§ **Problem to work on**: Return each line of the data below that contains the string "shipping", with the match case-sensitive.

Bounding box entries:
%%
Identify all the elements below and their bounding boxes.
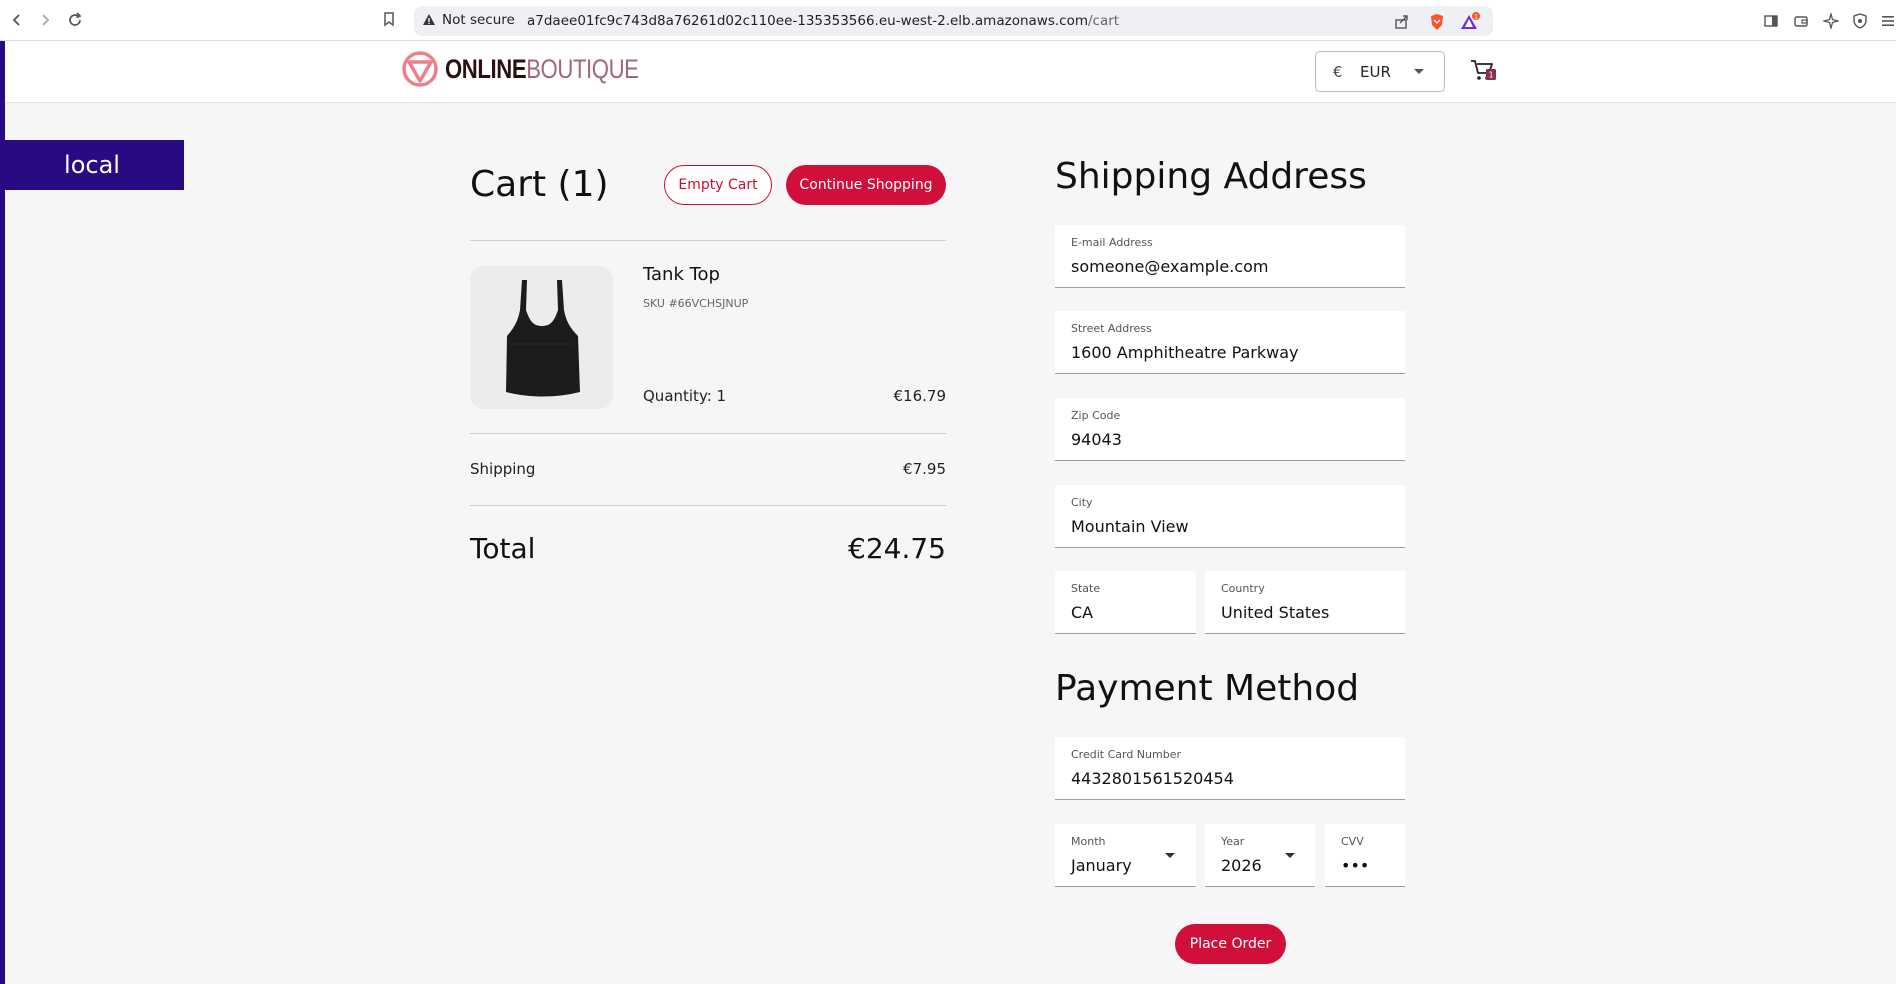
menu-icon[interactable]: [1878, 11, 1896, 31]
logo-icon: [402, 51, 438, 87]
year-label: Year: [1221, 835, 1245, 848]
environment-banner: local: [0, 140, 184, 190]
state-field[interactable]: State CA: [1055, 571, 1196, 634]
reload-icon[interactable]: [64, 9, 86, 31]
cvv-value: •••: [1341, 856, 1370, 875]
vpn-shield-icon[interactable]: [1850, 11, 1870, 31]
cart-count-badge: 1: [1488, 71, 1493, 80]
place-order-button[interactable]: Place Order: [1175, 924, 1286, 964]
site-header: ONLINEBOUTIQUE € EUR 1: [5, 41, 1896, 103]
browser-toolbar: Not secure a7daee01fc9c743d8a76261d02c11…: [0, 0, 1896, 41]
product-image[interactable]: [470, 266, 613, 409]
empty-cart-button[interactable]: Empty Cart: [664, 165, 772, 205]
sidebar-icon[interactable]: [1761, 11, 1781, 31]
rewards-badge-count: 1: [1474, 14, 1478, 21]
cvv-field[interactable]: CVV •••: [1325, 824, 1405, 887]
divider: [470, 433, 946, 434]
product-name[interactable]: Tank Top: [643, 264, 720, 285]
site-logo[interactable]: ONLINEBOUTIQUE: [401, 50, 681, 88]
shipping-value: €7.95: [903, 460, 946, 478]
brave-rewards-icon[interactable]: 1: [1460, 12, 1480, 32]
url-text[interactable]: a7daee01fc9c743d8a76261d02c110ee-1353535…: [527, 13, 1119, 29]
shipping-address-title: Shipping Address: [1055, 156, 1367, 197]
chevron-down-icon: [1414, 69, 1424, 74]
month-label: Month: [1071, 835, 1106, 848]
brave-shield-icon[interactable]: [1427, 12, 1447, 32]
currency-code: EUR: [1360, 63, 1391, 81]
zip-code-label: Zip Code: [1071, 409, 1121, 422]
state-value: CA: [1071, 603, 1094, 622]
city-field[interactable]: City Mountain View: [1055, 485, 1405, 548]
divider: [470, 505, 946, 506]
cvv-label: CVV: [1341, 835, 1364, 848]
security-indicator[interactable]: Not secure: [422, 12, 515, 28]
zip-code-field[interactable]: Zip Code 94043: [1055, 398, 1405, 461]
chevron-down-icon: [1285, 853, 1295, 858]
month-value: January: [1071, 856, 1132, 875]
street-address-field[interactable]: Street Address 1600 Amphitheatre Parkway: [1055, 311, 1405, 374]
email-field[interactable]: E-mail Address someone@example.com: [1055, 225, 1405, 288]
page-content: ONLINEBOUTIQUE € EUR 1 local Cart (1) Em…: [0, 41, 1896, 984]
logo-text-light: BOUTIQUE: [526, 53, 639, 84]
city-label: City: [1071, 496, 1093, 509]
logo-text: ONLINEBOUTIQUE: [445, 53, 639, 84]
month-select[interactable]: Month January: [1055, 824, 1196, 887]
street-address-label: Street Address: [1071, 322, 1152, 335]
product-sku: SKU #66VCHSJNUP: [643, 297, 749, 310]
payment-method-title: Payment Method: [1055, 668, 1360, 709]
security-label: Not secure: [442, 12, 515, 28]
year-select[interactable]: Year 2026: [1205, 824, 1315, 887]
country-label: Country: [1221, 582, 1265, 595]
back-icon[interactable]: [6, 9, 28, 31]
credit-card-field[interactable]: Credit Card Number 4432801561520454: [1055, 737, 1405, 800]
city-value: Mountain View: [1071, 517, 1189, 536]
credit-card-label: Credit Card Number: [1071, 748, 1181, 761]
total-label: Total: [470, 532, 536, 565]
url-host: a7daee01fc9c743d8a76261d02c110ee-1353535…: [527, 13, 1088, 29]
continue-shopping-button[interactable]: Continue Shopping: [786, 165, 946, 205]
shipping-label: Shipping: [470, 460, 536, 478]
zip-code-value: 94043: [1071, 430, 1122, 449]
country-value: United States: [1221, 603, 1330, 622]
address-bar[interactable]: Not secure a7daee01fc9c743d8a76261d02c11…: [414, 6, 1493, 36]
chevron-down-icon: [1165, 853, 1175, 858]
cart-icon[interactable]: 1: [1470, 59, 1500, 83]
url-path: /cart: [1087, 13, 1120, 29]
street-address-value: 1600 Amphitheatre Parkway: [1071, 343, 1299, 362]
leo-ai-icon[interactable]: [1821, 11, 1841, 31]
product-quantity: Quantity: 1: [643, 387, 727, 405]
share-icon[interactable]: [1392, 12, 1412, 32]
email-value: someone@example.com: [1071, 257, 1269, 276]
total-value: €24.75: [848, 532, 946, 565]
forward-icon[interactable]: [34, 9, 56, 31]
currency-select[interactable]: € EUR: [1315, 51, 1445, 92]
currency-symbol: €: [1333, 63, 1343, 81]
logo-text-bold: ONLINE: [445, 53, 527, 84]
warning-icon: [423, 14, 435, 25]
divider: [470, 240, 946, 241]
cart-title: Cart (1): [470, 164, 609, 205]
email-label: E-mail Address: [1071, 236, 1153, 249]
product-price: €16.79: [893, 387, 947, 405]
state-label: State: [1071, 582, 1101, 595]
bookmark-icon[interactable]: [380, 10, 400, 30]
country-field[interactable]: Country United States: [1205, 571, 1405, 634]
wallet-icon[interactable]: [1791, 11, 1811, 31]
year-value: 2026: [1221, 856, 1262, 875]
credit-card-value: 4432801561520454: [1071, 769, 1234, 788]
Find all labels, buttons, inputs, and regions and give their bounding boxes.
%%
§ **Written solution**:
shipping-value: €7.95: [903, 460, 946, 478]
shipping-address-title: Shipping Address: [1055, 156, 1367, 197]
shipping-label: Shipping: [470, 460, 536, 478]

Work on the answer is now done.